====== Data for processing ======
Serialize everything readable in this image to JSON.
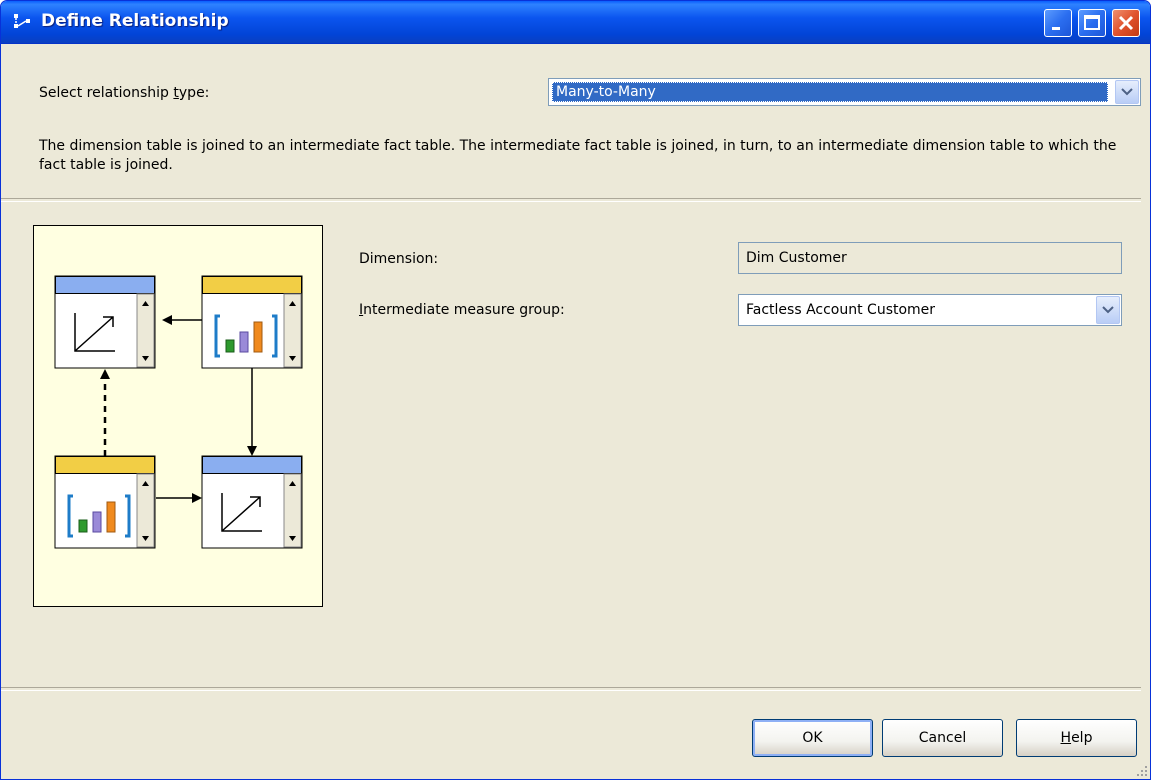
{
  "window": {
    "title": "Define Relationship",
    "controls": [
      "minimize",
      "maximize",
      "close"
    ]
  },
  "relationship_type": {
    "label_prefix": "Select relationship ",
    "label_accel": "t",
    "label_suffix": "ype:",
    "selected": "Many-to-Many"
  },
  "description": "The dimension table is joined to an intermediate fact table. The intermediate fact table is joined, in turn, to an intermediate dimension table to which the fact table is joined.",
  "diagram": {
    "icon": "many-to-many-relationship-diagram",
    "colors": {
      "dimension_header": "#8AAEF0",
      "fact_header": "#F2CE45",
      "background": "#FFFFE1"
    }
  },
  "form": {
    "dimension_label": "Dimension:",
    "dimension_value": "Dim Customer",
    "intermediate_label_accel": "I",
    "intermediate_label_rest": "ntermediate measure group:",
    "intermediate_value": "Factless Account Customer"
  },
  "buttons": {
    "ok": "OK",
    "cancel": "Cancel",
    "help_accel": "H",
    "help_rest": "elp"
  }
}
======
### Given problem
Quote every record above exactly, leaving out any pictures.

### Written reply
Serialize everything readable in this image to JSON.
{
  "window": {
    "title": "Define Relationship",
    "controls": [
      "minimize",
      "maximize",
      "close"
    ]
  },
  "relationship_type": {
    "label_prefix": "Select relationship ",
    "label_accel": "t",
    "label_suffix": "ype:",
    "selected": "Many-to-Many"
  },
  "description": "The dimension table is joined to an intermediate fact table. The intermediate fact table is joined, in turn, to an intermediate dimension table to which the fact table is joined.",
  "diagram": {
    "icon": "many-to-many-relationship-diagram",
    "colors": {
      "dimension_header": "#8AAEF0",
      "fact_header": "#F2CE45",
      "background": "#FFFFE1"
    }
  },
  "form": {
    "dimension_label": "Dimension:",
    "dimension_value": "Dim Customer",
    "intermediate_label_accel": "I",
    "intermediate_label_rest": "ntermediate measure group:",
    "intermediate_value": "Factless Account Customer"
  },
  "buttons": {
    "ok": "OK",
    "cancel": "Cancel",
    "help_accel": "H",
    "help_rest": "elp"
  }
}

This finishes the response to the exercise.